(Available data)
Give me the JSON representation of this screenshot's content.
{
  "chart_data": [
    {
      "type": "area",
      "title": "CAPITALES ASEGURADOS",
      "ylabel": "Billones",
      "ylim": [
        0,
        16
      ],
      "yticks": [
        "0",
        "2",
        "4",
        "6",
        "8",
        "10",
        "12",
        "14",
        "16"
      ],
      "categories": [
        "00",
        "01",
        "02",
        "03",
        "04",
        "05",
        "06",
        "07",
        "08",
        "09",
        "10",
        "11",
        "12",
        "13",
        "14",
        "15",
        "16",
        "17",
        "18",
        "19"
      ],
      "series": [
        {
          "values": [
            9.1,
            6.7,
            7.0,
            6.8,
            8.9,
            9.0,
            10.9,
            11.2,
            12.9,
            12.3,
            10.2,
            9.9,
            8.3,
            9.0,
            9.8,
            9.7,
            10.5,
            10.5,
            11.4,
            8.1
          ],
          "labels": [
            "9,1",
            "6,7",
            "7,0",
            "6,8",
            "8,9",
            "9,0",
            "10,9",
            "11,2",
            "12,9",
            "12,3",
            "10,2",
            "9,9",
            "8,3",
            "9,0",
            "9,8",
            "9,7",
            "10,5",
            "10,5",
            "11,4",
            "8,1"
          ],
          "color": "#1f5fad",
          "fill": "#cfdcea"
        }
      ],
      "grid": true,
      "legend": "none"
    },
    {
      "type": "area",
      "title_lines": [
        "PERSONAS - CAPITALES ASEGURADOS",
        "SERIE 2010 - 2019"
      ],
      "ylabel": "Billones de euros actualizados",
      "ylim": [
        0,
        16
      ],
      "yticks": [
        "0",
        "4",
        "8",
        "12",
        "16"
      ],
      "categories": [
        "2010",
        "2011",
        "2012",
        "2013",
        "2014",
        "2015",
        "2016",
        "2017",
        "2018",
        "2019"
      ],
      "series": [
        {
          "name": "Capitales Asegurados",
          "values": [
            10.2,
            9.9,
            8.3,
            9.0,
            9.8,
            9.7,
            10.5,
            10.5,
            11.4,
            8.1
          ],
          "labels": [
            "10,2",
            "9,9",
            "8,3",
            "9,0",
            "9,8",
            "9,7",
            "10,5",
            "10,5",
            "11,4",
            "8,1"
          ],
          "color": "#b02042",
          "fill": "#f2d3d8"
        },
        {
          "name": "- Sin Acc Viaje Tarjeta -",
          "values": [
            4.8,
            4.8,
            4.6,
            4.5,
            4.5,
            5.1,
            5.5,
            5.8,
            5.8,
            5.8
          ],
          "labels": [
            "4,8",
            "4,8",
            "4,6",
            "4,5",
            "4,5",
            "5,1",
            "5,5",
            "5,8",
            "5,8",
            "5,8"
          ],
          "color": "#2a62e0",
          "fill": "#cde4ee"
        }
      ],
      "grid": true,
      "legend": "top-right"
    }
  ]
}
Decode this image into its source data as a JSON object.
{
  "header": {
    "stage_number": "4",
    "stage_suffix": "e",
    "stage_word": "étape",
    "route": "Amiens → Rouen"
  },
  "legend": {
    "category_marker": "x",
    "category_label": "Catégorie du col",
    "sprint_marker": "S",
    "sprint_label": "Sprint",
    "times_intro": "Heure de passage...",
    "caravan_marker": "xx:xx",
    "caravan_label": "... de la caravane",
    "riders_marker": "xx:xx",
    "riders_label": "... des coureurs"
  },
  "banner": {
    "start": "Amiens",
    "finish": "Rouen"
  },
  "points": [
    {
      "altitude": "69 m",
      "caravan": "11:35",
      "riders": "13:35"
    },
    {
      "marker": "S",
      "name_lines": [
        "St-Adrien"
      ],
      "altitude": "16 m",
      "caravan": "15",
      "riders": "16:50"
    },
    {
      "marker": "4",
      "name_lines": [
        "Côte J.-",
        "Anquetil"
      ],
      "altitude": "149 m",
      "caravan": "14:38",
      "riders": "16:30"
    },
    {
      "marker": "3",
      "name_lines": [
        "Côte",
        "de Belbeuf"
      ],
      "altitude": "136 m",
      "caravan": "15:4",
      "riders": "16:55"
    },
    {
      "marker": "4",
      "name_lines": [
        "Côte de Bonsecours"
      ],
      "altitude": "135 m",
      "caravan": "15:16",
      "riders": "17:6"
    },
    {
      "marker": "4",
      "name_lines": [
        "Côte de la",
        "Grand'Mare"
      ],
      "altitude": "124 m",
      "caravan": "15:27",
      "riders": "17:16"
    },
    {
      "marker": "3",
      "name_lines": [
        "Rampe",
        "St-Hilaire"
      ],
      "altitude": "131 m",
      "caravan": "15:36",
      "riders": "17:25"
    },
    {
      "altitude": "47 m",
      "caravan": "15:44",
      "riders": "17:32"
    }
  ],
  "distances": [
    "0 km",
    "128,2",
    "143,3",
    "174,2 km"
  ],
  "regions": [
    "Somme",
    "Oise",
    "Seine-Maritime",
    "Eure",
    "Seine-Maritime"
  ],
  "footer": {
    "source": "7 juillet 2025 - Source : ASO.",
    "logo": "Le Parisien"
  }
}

...

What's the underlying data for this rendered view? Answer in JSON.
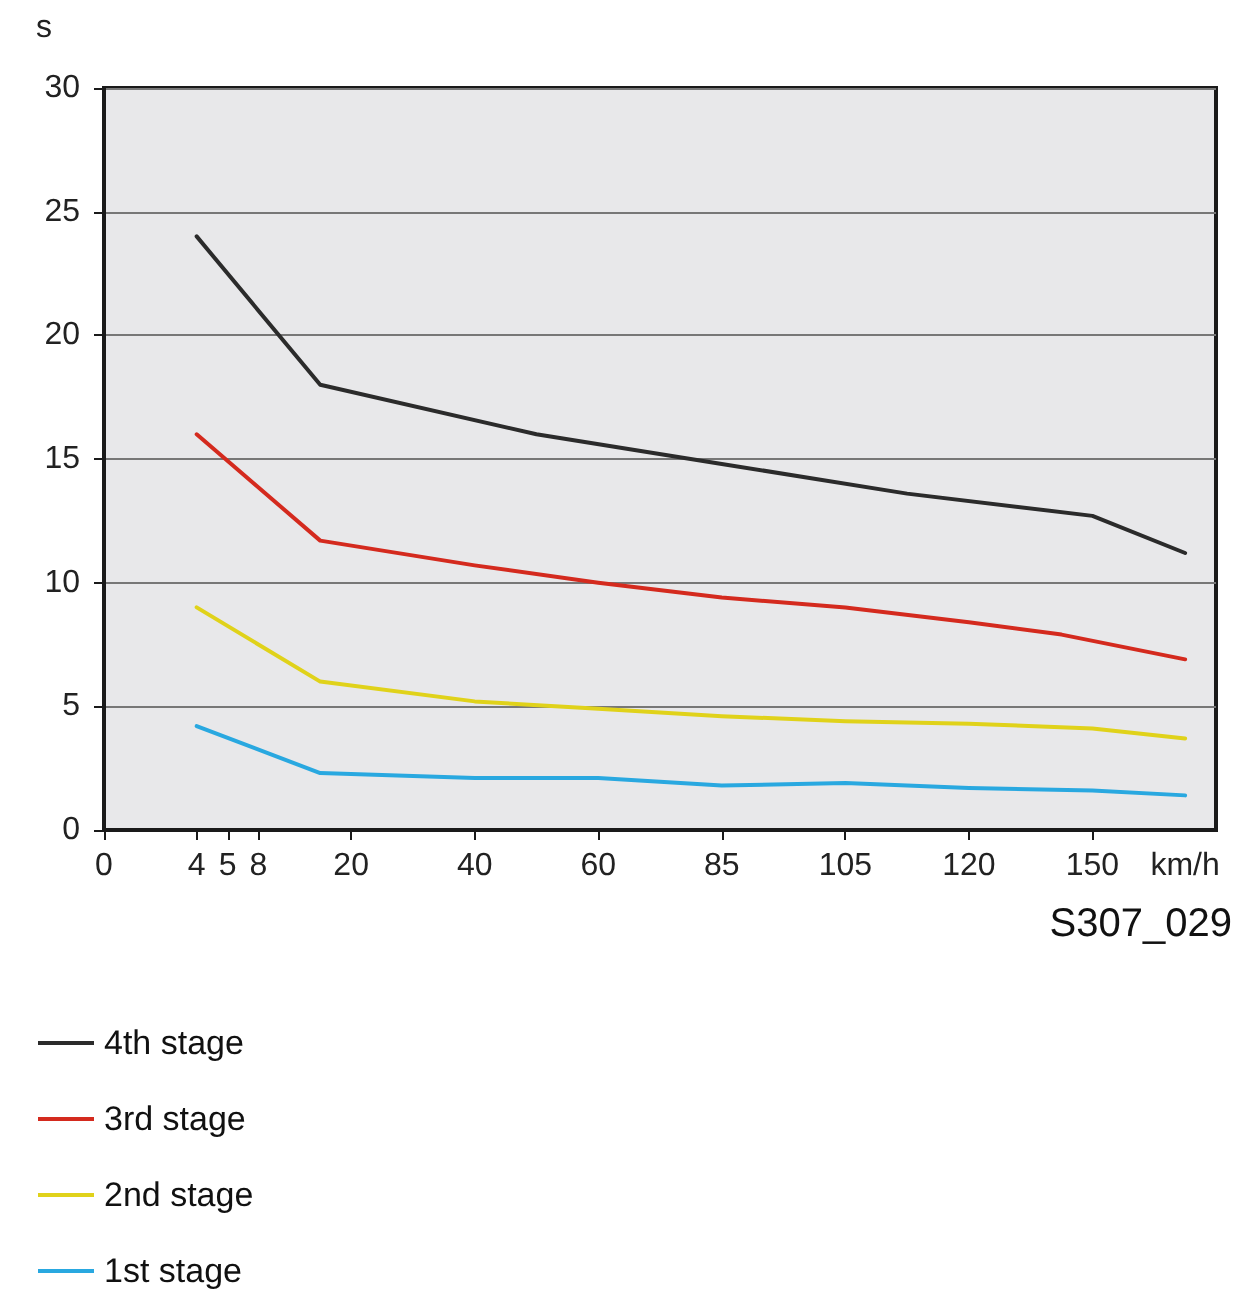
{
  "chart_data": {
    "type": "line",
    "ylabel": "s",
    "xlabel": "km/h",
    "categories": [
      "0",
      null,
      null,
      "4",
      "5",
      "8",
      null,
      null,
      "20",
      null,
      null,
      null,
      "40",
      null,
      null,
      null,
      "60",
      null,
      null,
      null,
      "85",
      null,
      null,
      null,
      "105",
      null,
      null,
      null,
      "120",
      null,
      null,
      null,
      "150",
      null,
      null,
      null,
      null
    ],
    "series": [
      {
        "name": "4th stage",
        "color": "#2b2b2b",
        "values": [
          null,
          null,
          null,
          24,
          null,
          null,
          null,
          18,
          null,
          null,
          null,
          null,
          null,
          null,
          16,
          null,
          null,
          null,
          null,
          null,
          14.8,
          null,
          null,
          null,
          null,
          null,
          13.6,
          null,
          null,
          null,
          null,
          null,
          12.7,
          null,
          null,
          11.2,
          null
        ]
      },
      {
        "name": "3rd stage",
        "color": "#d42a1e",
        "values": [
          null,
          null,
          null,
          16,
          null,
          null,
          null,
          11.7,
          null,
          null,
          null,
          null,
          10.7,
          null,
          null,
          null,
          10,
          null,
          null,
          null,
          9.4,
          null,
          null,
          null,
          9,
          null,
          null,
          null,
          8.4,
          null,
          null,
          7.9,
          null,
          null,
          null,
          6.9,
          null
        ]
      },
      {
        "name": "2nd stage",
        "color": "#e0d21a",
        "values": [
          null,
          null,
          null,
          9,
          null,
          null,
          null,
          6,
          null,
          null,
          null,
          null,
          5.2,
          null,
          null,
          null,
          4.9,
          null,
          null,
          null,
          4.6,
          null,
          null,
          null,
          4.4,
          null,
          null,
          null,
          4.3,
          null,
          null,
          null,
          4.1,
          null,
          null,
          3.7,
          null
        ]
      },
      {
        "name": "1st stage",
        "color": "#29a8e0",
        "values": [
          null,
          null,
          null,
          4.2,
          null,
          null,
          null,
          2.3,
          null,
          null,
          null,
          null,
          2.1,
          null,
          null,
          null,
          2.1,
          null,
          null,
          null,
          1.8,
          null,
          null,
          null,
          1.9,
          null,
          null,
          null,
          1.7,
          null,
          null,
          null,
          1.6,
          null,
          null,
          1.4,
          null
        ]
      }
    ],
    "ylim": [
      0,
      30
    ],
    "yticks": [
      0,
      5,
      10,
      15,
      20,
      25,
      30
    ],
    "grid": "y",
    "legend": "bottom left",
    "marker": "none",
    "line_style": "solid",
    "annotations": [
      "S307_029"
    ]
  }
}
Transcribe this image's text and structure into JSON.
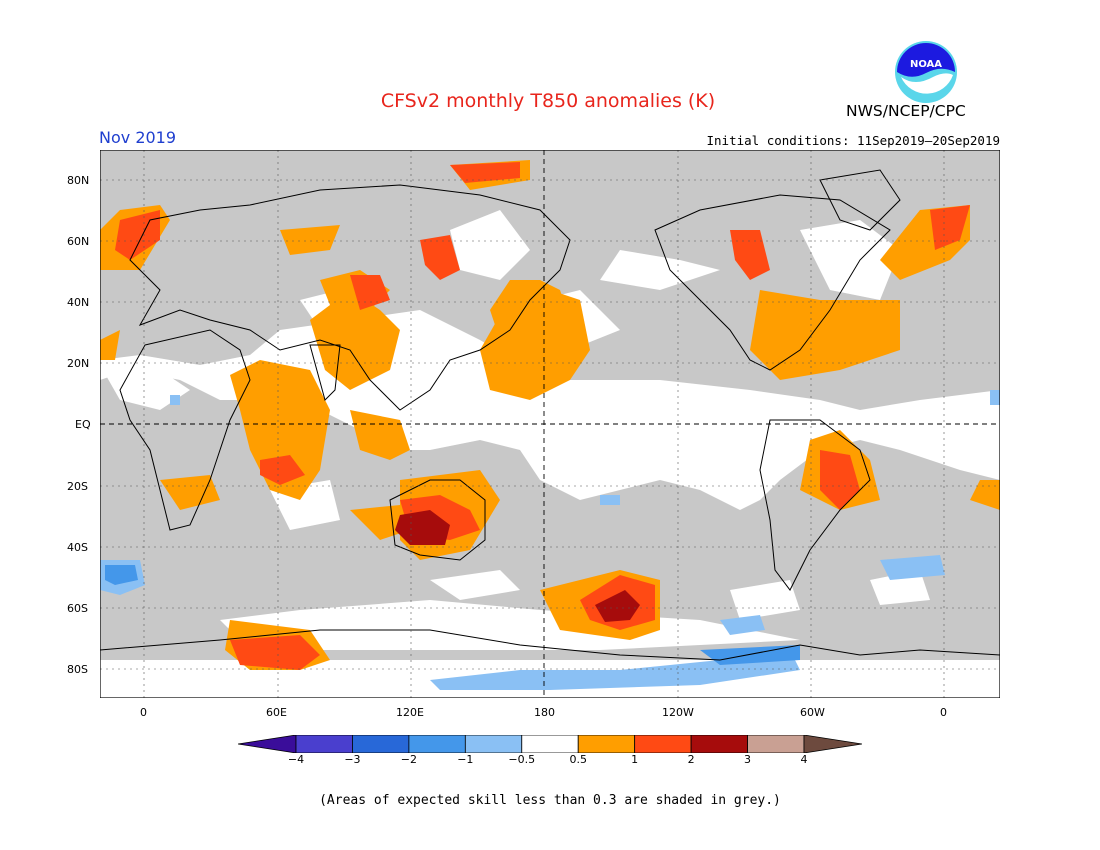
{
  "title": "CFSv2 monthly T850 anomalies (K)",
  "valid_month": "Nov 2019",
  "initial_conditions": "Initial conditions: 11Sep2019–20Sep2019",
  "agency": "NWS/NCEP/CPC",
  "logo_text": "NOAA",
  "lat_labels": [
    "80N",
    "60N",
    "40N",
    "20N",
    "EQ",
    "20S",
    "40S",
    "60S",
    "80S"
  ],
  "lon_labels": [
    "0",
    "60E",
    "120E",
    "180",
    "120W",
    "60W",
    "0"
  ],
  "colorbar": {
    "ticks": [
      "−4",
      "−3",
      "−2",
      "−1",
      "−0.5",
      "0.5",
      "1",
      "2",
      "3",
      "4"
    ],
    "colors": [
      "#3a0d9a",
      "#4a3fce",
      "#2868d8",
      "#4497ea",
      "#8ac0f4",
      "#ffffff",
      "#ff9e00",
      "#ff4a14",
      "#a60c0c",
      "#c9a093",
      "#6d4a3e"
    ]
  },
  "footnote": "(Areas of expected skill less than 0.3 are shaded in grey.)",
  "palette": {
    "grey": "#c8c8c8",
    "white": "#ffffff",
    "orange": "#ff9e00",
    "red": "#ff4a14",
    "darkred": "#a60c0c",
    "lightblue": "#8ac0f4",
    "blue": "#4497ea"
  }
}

(Your task) Go through the material line by line. Show each line that contains the string "image".

(Finished answer)
Decode this image into its source data as a JSON object.
Transcribe this image's text and structure into JSON.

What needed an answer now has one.